▶ [Task goal]: Copy out each line of the material below that holds the string "школе".

::::::::::

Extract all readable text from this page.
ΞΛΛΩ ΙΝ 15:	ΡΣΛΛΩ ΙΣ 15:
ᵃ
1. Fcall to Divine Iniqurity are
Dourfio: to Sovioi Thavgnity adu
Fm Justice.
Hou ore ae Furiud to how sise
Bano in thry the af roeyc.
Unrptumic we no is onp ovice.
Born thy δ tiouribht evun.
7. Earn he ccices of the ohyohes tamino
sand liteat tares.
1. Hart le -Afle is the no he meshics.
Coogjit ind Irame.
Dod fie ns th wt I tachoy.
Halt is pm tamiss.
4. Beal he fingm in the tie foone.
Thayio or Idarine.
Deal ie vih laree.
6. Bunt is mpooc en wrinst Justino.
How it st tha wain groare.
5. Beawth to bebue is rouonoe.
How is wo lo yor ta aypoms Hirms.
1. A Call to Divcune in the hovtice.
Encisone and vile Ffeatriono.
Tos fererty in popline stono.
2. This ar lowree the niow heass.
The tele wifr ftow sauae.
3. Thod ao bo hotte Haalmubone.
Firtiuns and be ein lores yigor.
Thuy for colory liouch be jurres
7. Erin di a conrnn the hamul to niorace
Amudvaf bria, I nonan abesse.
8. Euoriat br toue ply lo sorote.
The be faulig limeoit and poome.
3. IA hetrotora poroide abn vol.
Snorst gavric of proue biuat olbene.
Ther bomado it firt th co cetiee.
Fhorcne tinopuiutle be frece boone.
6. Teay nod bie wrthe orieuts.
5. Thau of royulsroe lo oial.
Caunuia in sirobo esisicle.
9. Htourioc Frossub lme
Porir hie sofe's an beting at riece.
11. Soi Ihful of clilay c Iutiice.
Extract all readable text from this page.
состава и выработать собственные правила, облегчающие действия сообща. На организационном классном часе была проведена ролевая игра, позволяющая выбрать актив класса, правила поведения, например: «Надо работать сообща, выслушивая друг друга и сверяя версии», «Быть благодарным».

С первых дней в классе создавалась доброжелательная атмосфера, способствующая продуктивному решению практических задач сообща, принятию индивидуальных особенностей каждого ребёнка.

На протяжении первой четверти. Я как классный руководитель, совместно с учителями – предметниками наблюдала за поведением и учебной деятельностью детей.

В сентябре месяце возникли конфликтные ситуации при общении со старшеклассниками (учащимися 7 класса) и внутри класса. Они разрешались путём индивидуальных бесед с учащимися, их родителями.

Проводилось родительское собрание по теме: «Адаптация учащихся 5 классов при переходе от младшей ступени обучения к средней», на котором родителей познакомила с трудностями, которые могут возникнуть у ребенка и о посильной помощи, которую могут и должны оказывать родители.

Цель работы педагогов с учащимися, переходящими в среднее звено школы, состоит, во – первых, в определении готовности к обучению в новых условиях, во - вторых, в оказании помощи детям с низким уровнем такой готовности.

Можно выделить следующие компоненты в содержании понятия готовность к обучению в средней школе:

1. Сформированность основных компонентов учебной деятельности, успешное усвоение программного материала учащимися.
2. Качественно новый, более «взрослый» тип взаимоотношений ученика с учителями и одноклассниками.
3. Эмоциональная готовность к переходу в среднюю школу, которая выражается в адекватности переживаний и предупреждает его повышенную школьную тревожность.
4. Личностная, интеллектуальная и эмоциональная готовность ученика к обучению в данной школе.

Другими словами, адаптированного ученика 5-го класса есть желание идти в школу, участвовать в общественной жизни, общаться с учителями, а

::::::::::

▶ [Solution to this exercise]:
Можно выделить следующие компоненты в содержании понятия готовность к обучению в средней школе:
4. Личностная, интеллектуальная и эмоциональная готовность ученика к обучению в данной школе.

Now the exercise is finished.